Stored data entries
_ _ _ _ _ _ _

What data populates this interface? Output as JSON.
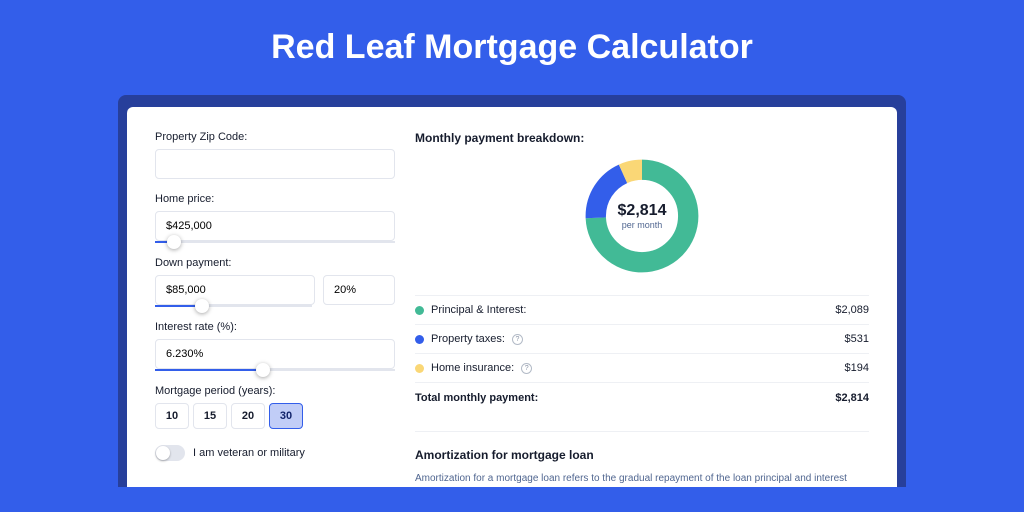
{
  "title": "Red Leaf Mortgage Calculator",
  "colors": {
    "pi": "#42ba96",
    "tax": "#335eea",
    "ins": "#fad776"
  },
  "form": {
    "zip_label": "Property Zip Code:",
    "zip_value": "",
    "price_label": "Home price:",
    "price_value": "$425,000",
    "price_slider_pct": 8,
    "down_label": "Down payment:",
    "down_value": "$85,000",
    "down_pct_value": "20%",
    "down_slider_pct": 30,
    "rate_label": "Interest rate (%):",
    "rate_value": "6.230%",
    "rate_slider_pct": 45,
    "period_label": "Mortgage period (years):",
    "periods": [
      "10",
      "15",
      "20",
      "30"
    ],
    "period_selected_index": 3,
    "veteran_label": "I am veteran or military",
    "veteran_on": false
  },
  "breakdown": {
    "title": "Monthly payment breakdown:",
    "center_amount": "$2,814",
    "center_sub": "per month",
    "items": [
      {
        "key": "pi",
        "label": "Principal & Interest:",
        "value": "$2,089",
        "info": false
      },
      {
        "key": "tax",
        "label": "Property taxes:",
        "value": "$531",
        "info": true
      },
      {
        "key": "ins",
        "label": "Home insurance:",
        "value": "$194",
        "info": true
      }
    ],
    "total_label": "Total monthly payment:",
    "total_value": "$2,814"
  },
  "amort": {
    "title": "Amortization for mortgage loan",
    "body": "Amortization for a mortgage loan refers to the gradual repayment of the loan principal and interest over a specified"
  },
  "chart_data": {
    "type": "pie",
    "title": "Monthly payment breakdown",
    "series": [
      {
        "name": "Principal & Interest",
        "value": 2089,
        "color": "#42ba96"
      },
      {
        "name": "Property taxes",
        "value": 531,
        "color": "#335eea"
      },
      {
        "name": "Home insurance",
        "value": 194,
        "color": "#fad776"
      }
    ],
    "total": 2814
  }
}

_ _ _ _ _ _ _

→ **YOUR INSTRUCTIONS**
Copy every single line of the material above that holds "Home".

→ **OUTPUT BELOW**
    "price_label": "Home price:",
        "label": "Home insurance:",
        "name": "Home insurance",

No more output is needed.